Copy all the material below, exactly as it stands.

Dataset records:
- - - - -

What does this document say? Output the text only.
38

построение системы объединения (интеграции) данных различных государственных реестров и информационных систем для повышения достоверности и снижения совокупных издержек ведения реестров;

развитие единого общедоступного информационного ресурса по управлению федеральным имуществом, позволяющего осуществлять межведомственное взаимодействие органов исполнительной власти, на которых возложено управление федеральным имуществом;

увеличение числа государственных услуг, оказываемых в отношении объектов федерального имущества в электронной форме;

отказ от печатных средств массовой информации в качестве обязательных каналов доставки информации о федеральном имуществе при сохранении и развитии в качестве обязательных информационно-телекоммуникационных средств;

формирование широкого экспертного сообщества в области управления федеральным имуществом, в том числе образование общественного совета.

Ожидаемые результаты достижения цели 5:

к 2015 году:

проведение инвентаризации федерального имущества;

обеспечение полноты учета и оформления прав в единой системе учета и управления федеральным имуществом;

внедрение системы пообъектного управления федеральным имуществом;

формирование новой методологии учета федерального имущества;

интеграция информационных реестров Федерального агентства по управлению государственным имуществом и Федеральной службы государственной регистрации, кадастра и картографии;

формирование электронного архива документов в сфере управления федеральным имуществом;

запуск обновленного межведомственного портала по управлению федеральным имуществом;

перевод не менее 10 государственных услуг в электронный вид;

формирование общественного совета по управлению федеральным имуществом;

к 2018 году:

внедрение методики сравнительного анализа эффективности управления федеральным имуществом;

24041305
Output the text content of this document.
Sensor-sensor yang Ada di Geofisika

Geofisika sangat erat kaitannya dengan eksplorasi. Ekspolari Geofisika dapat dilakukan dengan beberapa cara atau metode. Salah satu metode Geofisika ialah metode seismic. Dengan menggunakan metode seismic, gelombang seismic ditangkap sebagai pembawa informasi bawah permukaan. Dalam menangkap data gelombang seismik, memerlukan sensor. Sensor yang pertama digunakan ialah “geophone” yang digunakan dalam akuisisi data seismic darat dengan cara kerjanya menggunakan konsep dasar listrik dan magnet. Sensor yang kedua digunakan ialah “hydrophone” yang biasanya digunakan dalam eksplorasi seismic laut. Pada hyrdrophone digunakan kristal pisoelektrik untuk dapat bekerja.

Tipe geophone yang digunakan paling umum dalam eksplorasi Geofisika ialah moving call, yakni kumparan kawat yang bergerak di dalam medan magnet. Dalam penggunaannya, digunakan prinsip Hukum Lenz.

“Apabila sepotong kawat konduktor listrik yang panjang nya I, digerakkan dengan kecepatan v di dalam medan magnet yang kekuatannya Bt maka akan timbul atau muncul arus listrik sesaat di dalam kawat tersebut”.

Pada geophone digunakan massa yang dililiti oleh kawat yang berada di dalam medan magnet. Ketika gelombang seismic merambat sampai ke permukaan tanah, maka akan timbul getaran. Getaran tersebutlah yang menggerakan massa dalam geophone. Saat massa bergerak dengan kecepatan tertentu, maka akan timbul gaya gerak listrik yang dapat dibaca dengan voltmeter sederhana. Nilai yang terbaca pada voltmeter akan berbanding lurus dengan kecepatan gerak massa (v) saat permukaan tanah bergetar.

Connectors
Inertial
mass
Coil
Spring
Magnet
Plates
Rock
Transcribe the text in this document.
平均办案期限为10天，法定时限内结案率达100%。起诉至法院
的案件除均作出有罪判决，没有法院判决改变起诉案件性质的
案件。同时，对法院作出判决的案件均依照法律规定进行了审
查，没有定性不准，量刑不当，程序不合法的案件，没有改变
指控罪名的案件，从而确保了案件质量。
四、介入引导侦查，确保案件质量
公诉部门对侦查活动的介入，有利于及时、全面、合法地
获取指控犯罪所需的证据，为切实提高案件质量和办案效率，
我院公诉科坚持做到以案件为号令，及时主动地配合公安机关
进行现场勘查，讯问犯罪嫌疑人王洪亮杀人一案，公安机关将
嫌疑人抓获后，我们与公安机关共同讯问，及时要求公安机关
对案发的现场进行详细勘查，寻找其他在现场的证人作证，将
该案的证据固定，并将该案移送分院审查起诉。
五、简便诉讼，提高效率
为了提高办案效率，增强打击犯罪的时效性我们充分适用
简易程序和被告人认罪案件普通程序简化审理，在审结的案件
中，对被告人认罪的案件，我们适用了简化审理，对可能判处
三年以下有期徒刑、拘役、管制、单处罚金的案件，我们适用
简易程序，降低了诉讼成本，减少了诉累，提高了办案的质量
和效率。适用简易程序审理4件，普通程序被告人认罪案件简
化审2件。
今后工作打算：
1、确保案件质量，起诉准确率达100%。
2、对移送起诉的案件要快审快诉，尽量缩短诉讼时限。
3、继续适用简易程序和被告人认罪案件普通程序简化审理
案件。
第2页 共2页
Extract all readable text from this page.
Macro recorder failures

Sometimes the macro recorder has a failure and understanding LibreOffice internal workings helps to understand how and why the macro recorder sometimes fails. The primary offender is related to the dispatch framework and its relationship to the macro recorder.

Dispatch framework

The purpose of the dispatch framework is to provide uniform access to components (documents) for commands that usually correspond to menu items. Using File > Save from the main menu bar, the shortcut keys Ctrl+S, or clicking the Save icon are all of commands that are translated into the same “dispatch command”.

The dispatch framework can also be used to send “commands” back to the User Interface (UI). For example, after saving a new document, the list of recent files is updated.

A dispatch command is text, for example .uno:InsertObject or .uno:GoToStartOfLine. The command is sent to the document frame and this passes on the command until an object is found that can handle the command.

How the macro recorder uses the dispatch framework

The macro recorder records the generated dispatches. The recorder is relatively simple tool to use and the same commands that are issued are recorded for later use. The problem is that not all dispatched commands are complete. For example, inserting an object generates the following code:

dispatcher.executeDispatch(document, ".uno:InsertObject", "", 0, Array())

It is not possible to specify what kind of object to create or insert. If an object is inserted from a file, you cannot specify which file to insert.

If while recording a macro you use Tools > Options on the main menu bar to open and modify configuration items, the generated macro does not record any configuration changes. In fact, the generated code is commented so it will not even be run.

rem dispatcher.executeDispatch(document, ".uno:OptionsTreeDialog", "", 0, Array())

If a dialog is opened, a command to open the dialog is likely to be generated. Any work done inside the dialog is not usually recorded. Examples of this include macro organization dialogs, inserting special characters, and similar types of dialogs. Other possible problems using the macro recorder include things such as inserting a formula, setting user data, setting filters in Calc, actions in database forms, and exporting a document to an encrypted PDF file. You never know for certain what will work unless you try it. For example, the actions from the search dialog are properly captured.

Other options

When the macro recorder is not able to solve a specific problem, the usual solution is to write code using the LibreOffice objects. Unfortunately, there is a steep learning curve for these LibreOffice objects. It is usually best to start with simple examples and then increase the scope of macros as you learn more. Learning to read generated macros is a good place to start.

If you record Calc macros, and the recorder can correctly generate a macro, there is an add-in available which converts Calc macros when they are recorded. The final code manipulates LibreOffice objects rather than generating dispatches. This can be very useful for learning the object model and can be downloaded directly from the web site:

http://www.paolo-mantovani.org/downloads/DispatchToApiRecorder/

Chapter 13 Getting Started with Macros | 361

- - - - -

Answer to the task –
What does this document say? Output the text only.
38

построение системы объединения (интеграции) данных различных государственных реестров и информационных систем для повышения достоверности и снижения совокупных издержек ведения реестров;

развитие единого общедоступного информационного ресурса по управлению федеральным имуществом, позволяющего осуществлять межведомственное взаимодействие органов исполнительной власти, на которых возложено управление федеральным имуществом;

увеличение числа государственных услуг, оказываемых в отношении объектов федерального имущества в электронной форме;

отказ от печатных средств массовой информации в качестве обязательных каналов доставки информации о федеральном имуществе при сохранении и развитии в качестве обязательных информационно-телекоммуникационных средств;

формирование широкого экспертного сообщества в области управления федеральным имуществом, в том числе образование общественного совета.

Ожидаемые результаты достижения цели 5:

к 2015 году:

проведение инвентаризации федерального имущества;

обеспечение полноты учета и оформления прав в единой системе учета и управления федеральным имуществом;

внедрение системы пообъектного управления федеральным имуществом;

формирование новой методологии учета федерального имущества;

интеграция информационных реестров Федерального агентства по управлению государственным имуществом и Федеральной службы государственной регистрации, кадастра и картографии;

формирование электронного архива документов в сфере управления федеральным имуществом;

запуск обновленного межведомственного портала по управлению федеральным имуществом;

перевод не менее 10 государственных услуг в электронный вид;

формирование общественного совета по управлению федеральным имуществом;

к 2018 году:

внедрение методики сравнительного анализа эффективности управления федеральным имуществом;

24041305
Output the text content of this document.
Sensor-sensor yang Ada di Geofisika

Geofisika sangat erat kaitannya dengan eksplorasi. Ekspolari Geofisika dapat dilakukan dengan beberapa cara atau metode. Salah satu metode Geofisika ialah metode seismic. Dengan menggunakan metode seismic, gelombang seismic ditangkap sebagai pembawa informasi bawah permukaan. Dalam menangkap data gelombang seismik, memerlukan sensor. Sensor yang pertama digunakan ialah “geophone” yang digunakan dalam akuisisi data seismic darat dengan cara kerjanya menggunakan konsep dasar listrik dan magnet. Sensor yang kedua digunakan ialah “hydrophone” yang biasanya digunakan dalam eksplorasi seismic laut. Pada hyrdrophone digunakan kristal pisoelektrik untuk dapat bekerja.

Tipe geophone yang digunakan paling umum dalam eksplorasi Geofisika ialah moving call, yakni kumparan kawat yang bergerak di dalam medan magnet. Dalam penggunaannya, digunakan prinsip Hukum Lenz.

“Apabila sepotong kawat konduktor listrik yang panjang nya I, digerakkan dengan kecepatan v di dalam medan magnet yang kekuatannya Bt maka akan timbul atau muncul arus listrik sesaat di dalam kawat tersebut”.

Pada geophone digunakan massa yang dililiti oleh kawat yang berada di dalam medan magnet. Ketika gelombang seismic merambat sampai ke permukaan tanah, maka akan timbul getaran. Getaran tersebutlah yang menggerakan massa dalam geophone. Saat massa bergerak dengan kecepatan tertentu, maka akan timbul gaya gerak listrik yang dapat dibaca dengan voltmeter sederhana. Nilai yang terbaca pada voltmeter akan berbanding lurus dengan kecepatan gerak massa (v) saat permukaan tanah bergetar.

Connectors
Inertial
mass
Coil
Spring
Magnet
Plates
Rock
Transcribe the text in this document.
平均办案期限为10天，法定时限内结案率达100%。起诉至法院
的案件除均作出有罪判决，没有法院判决改变起诉案件性质的
案件。同时，对法院作出判决的案件均依照法律规定进行了审
查，没有定性不准，量刑不当，程序不合法的案件，没有改变
指控罪名的案件，从而确保了案件质量。
四、介入引导侦查，确保案件质量
公诉部门对侦查活动的介入，有利于及时、全面、合法地
获取指控犯罪所需的证据，为切实提高案件质量和办案效率，
我院公诉科坚持做到以案件为号令，及时主动地配合公安机关
进行现场勘查，讯问犯罪嫌疑人王洪亮杀人一案，公安机关将
嫌疑人抓获后，我们与公安机关共同讯问，及时要求公安机关
对案发的现场进行详细勘查，寻找其他在现场的证人作证，将
该案的证据固定，并将该案移送分院审查起诉。
五、简便诉讼，提高效率
为了提高办案效率，增强打击犯罪的时效性我们充分适用
简易程序和被告人认罪案件普通程序简化审理，在审结的案件
中，对被告人认罪的案件，我们适用了简化审理，对可能判处
三年以下有期徒刑、拘役、管制、单处罚金的案件，我们适用
简易程序，降低了诉讼成本，减少了诉累，提高了办案的质量
和效率。适用简易程序审理4件，普通程序被告人认罪案件简
化审2件。
今后工作打算：
1、确保案件质量，起诉准确率达100%。
2、对移送起诉的案件要快审快诉，尽量缩短诉讼时限。
3、继续适用简易程序和被告人认罪案件普通程序简化审理
案件。
第2页 共2页
Extract all readable text from this page.
Macro recorder failures

Sometimes the macro recorder has a failure and understanding LibreOffice internal workings helps to understand how and why the macro recorder sometimes fails. The primary offender is related to the dispatch framework and its relationship to the macro recorder.

Dispatch framework

The purpose of the dispatch framework is to provide uniform access to components (documents) for commands that usually correspond to menu items. Using File > Save from the main menu bar, the shortcut keys Ctrl+S, or clicking the Save icon are all of commands that are translated into the same “dispatch command”.

The dispatch framework can also be used to send “commands” back to the User Interface (UI). For example, after saving a new document, the list of recent files is updated.

A dispatch command is text, for example .uno:InsertObject or .uno:GoToStartOfLine. The command is sent to the document frame and this passes on the command until an object is found that can handle the command.

How the macro recorder uses the dispatch framework

The macro recorder records the generated dispatches. The recorder is relatively simple tool to use and the same commands that are issued are recorded for later use. The problem is that not all dispatched commands are complete. For example, inserting an object generates the following code:

dispatcher.executeDispatch(document, ".uno:InsertObject", "", 0, Array())

It is not possible to specify what kind of object to create or insert. If an object is inserted from a file, you cannot specify which file to insert.

If while recording a macro you use Tools > Options on the main menu bar to open and modify configuration items, the generated macro does not record any configuration changes. In fact, the generated code is commented so it will not even be run.

rem dispatcher.executeDispatch(document, ".uno:OptionsTreeDialog", "", 0, Array())

If a dialog is opened, a command to open the dialog is likely to be generated. Any work done inside the dialog is not usually recorded. Examples of this include macro organization dialogs, inserting special characters, and similar types of dialogs. Other possible problems using the macro recorder include things such as inserting a formula, setting user data, setting filters in Calc, actions in database forms, and exporting a document to an encrypted PDF file. You never know for certain what will work unless you try it. For example, the actions from the search dialog are properly captured.

Other options

When the macro recorder is not able to solve a specific problem, the usual solution is to write code using the LibreOffice objects. Unfortunately, there is a steep learning curve for these LibreOffice objects. It is usually best to start with simple examples and then increase the scope of macros as you learn more. Learning to read generated macros is a good place to start.

If you record Calc macros, and the recorder can correctly generate a macro, there is an add-in available which converts Calc macros when they are recorded. The final code manipulates LibreOffice objects rather than generating dispatches. This can be very useful for learning the object model and can be downloaded directly from the web site:

http://www.paolo-mantovani.org/downloads/DispatchToApiRecorder/

Chapter 13 Getting Started with Macros | 361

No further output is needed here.